------ Supplied information
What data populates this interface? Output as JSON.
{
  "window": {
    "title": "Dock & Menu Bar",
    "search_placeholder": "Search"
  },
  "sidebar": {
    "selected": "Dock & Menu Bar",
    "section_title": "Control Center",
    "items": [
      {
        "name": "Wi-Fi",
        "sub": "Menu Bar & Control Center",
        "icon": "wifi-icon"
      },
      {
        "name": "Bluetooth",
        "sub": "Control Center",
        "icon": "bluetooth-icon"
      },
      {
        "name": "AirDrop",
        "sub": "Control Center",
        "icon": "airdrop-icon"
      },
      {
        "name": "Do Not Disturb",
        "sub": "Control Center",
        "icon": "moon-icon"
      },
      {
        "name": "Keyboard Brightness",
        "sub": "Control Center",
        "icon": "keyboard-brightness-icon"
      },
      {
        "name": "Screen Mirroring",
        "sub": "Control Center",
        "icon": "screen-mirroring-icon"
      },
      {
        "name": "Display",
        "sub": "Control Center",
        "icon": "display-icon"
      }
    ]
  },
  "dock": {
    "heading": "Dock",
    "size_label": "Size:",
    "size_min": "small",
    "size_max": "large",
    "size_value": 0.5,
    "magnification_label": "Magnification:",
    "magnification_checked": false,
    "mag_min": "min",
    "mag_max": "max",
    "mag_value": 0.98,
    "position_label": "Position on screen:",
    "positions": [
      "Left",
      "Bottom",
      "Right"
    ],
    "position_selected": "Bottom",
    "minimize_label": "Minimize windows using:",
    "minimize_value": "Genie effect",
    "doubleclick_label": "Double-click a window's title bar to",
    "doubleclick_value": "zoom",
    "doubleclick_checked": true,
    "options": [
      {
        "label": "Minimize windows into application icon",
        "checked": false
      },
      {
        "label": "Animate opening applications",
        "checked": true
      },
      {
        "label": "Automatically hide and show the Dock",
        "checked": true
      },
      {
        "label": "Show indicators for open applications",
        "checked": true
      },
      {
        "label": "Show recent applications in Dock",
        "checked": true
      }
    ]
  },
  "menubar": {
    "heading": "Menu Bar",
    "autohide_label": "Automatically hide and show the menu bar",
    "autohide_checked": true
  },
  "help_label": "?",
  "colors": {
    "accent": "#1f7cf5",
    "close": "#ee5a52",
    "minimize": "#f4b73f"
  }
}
------------
------ Supplied information
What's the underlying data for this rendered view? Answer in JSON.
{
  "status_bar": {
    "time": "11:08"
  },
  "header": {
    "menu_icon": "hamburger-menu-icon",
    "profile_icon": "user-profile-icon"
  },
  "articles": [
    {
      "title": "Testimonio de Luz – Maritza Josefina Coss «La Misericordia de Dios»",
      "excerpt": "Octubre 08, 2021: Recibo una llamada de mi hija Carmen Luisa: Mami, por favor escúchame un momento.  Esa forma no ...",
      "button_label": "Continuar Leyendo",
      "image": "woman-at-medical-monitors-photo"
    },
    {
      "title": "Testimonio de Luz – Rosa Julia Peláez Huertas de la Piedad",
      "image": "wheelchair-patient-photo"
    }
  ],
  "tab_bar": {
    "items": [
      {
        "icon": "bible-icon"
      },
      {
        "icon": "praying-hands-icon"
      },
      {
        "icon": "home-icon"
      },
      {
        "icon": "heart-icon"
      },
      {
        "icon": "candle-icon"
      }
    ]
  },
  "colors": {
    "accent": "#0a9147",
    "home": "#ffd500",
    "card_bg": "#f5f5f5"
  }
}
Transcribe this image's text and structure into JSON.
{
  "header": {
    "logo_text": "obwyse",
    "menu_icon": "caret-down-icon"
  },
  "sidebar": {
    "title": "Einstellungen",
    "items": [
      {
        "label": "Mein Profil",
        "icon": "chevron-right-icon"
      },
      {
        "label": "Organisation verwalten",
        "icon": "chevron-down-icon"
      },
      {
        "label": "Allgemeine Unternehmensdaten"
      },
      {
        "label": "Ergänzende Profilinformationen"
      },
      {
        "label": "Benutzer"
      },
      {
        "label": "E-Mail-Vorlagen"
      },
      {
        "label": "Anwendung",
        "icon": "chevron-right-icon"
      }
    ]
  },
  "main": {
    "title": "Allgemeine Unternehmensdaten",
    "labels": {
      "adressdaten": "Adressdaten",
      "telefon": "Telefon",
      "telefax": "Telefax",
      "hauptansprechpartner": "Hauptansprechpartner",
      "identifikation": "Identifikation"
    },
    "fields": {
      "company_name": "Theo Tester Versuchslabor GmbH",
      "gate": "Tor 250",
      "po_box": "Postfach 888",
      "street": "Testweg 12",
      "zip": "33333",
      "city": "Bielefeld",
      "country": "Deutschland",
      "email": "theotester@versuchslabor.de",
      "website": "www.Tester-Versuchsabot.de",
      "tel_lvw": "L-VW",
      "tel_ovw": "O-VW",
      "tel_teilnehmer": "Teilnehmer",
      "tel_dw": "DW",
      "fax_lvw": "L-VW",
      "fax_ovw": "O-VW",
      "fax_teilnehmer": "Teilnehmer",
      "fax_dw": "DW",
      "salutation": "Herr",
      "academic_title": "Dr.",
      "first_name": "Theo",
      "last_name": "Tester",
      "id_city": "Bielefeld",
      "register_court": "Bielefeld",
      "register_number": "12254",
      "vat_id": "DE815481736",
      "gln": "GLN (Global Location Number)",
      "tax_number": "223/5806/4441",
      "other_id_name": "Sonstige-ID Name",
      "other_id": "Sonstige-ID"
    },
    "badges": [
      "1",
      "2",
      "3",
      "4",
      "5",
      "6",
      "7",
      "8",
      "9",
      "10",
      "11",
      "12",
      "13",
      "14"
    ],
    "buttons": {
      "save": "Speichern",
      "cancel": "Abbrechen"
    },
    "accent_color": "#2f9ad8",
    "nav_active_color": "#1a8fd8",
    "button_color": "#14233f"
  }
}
------------
------ Supplied information
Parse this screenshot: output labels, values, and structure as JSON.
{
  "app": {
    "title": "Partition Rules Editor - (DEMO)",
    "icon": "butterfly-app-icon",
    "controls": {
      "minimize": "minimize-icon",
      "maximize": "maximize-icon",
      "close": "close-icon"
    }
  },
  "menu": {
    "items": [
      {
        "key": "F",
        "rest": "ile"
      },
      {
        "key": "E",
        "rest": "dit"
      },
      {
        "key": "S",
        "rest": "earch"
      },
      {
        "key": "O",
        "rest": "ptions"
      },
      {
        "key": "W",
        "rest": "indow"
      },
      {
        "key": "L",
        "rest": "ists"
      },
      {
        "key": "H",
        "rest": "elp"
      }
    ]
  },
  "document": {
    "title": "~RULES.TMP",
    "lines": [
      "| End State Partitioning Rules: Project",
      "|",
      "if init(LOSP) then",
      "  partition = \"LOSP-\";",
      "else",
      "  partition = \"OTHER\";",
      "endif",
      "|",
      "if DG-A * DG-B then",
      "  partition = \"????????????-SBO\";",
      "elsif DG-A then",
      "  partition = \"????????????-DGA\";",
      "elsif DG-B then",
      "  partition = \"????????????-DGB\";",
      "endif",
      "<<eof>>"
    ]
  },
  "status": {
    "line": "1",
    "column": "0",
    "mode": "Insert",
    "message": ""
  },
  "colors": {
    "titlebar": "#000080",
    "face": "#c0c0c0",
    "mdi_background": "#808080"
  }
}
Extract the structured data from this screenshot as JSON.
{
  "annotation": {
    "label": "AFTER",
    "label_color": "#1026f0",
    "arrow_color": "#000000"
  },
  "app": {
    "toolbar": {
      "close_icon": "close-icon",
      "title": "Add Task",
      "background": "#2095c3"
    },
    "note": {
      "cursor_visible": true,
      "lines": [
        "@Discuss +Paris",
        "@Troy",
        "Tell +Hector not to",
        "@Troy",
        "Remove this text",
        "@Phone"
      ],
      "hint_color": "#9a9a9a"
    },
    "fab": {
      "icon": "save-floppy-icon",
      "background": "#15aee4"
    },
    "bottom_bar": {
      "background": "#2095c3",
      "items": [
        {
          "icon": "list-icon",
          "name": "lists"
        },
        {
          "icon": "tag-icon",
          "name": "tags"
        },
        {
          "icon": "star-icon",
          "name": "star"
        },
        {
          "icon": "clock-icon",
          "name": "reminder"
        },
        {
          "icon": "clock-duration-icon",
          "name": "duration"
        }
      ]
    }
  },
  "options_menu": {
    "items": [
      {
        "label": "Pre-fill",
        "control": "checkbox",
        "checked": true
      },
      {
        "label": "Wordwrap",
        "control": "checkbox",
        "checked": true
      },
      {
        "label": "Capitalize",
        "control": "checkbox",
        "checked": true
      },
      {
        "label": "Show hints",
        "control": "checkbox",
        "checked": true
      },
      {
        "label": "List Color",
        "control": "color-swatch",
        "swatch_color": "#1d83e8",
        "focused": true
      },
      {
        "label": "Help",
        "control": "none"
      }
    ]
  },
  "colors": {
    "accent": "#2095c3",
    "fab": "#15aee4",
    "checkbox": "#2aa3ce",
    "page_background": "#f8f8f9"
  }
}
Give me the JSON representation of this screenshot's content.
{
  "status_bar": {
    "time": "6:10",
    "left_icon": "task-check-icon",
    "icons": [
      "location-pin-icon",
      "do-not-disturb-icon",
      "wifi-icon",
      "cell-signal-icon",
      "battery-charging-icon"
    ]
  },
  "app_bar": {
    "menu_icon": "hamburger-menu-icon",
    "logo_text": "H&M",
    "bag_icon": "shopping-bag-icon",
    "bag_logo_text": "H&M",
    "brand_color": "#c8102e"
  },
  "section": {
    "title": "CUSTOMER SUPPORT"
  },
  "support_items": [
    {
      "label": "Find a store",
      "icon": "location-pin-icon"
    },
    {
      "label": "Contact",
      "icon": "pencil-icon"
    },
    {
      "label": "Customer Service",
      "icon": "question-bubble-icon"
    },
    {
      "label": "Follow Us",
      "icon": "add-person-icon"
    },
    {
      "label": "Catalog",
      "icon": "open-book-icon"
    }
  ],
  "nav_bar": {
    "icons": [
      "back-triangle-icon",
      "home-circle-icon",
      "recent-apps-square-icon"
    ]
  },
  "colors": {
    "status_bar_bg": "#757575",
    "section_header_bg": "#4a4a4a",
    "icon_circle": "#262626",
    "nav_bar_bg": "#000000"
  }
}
------------
How many lines in the listing above contain the string "recent"? Answer with the number only.

**Exercise response**
2